* WORK TO DO
Every record below should be printed exactly as given.

* RECORD EXTRACTS
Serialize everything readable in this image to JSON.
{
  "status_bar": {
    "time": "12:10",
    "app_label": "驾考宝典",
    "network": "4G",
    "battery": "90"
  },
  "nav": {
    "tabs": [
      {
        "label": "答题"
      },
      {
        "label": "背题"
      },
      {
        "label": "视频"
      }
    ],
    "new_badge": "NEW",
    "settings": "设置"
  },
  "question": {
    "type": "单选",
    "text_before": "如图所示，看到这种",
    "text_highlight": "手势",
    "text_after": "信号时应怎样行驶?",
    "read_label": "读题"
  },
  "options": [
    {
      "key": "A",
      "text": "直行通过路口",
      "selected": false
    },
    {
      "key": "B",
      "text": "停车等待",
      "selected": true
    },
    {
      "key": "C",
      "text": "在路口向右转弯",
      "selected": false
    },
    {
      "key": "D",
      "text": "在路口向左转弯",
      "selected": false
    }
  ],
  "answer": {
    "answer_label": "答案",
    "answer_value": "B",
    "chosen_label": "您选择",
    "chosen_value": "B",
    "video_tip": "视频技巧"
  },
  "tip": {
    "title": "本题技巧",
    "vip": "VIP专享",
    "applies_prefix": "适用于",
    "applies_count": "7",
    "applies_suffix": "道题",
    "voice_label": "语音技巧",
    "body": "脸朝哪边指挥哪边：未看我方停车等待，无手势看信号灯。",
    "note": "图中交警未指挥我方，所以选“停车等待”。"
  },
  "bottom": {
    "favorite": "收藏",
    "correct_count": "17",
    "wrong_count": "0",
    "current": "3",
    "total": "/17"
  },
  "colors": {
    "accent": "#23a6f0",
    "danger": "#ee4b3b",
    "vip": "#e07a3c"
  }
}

* FINISHED EXERCISE
Serialize everything readable in this image to JSON.
{
  "status_bar": {
    "time": "12:10",
    "app_label": "驾考宝典",
    "network": "4G",
    "battery": "90"
  },
  "nav": {
    "tabs": [
      {
        "label": "答题"
      },
      {
        "label": "背题"
      },
      {
        "label": "视频"
      }
    ],
    "new_badge": "NEW",
    "settings": "设置"
  },
  "question": {
    "type": "单选",
    "text_before": "如图所示，看到这种",
    "text_highlight": "手势",
    "text_after": "信号时应怎样行驶?",
    "read_label": "读题"
  },
  "options": [
    {
      "key": "A",
      "text": "直行通过路口",
      "selected": false
    },
    {
      "key": "B",
      "text": "停车等待",
      "selected": true
    },
    {
      "key": "C",
      "text": "在路口向右转弯",
      "selected": false
    },
    {
      "key": "D",
      "text": "在路口向左转弯",
      "selected": false
    }
  ],
  "answer": {
    "answer_label": "答案",
    "answer_value": "B",
    "chosen_label": "您选择",
    "chosen_value": "B",
    "video_tip": "视频技巧"
  },
  "tip": {
    "title": "本题技巧",
    "vip": "VIP专享",
    "applies_prefix": "适用于",
    "applies_count": "7",
    "applies_suffix": "道题",
    "voice_label": "语音技巧",
    "body": "脸朝哪边指挥哪边：未看我方停车等待，无手势看信号灯。",
    "note": "图中交警未指挥我方，所以选“停车等待”。"
  },
  "bottom": {
    "favorite": "收藏",
    "correct_count": "17",
    "wrong_count": "0",
    "current": "3",
    "total": "/17"
  },
  "colors": {
    "accent": "#23a6f0",
    "danger": "#ee4b3b",
    "vip": "#e07a3c"
  }
}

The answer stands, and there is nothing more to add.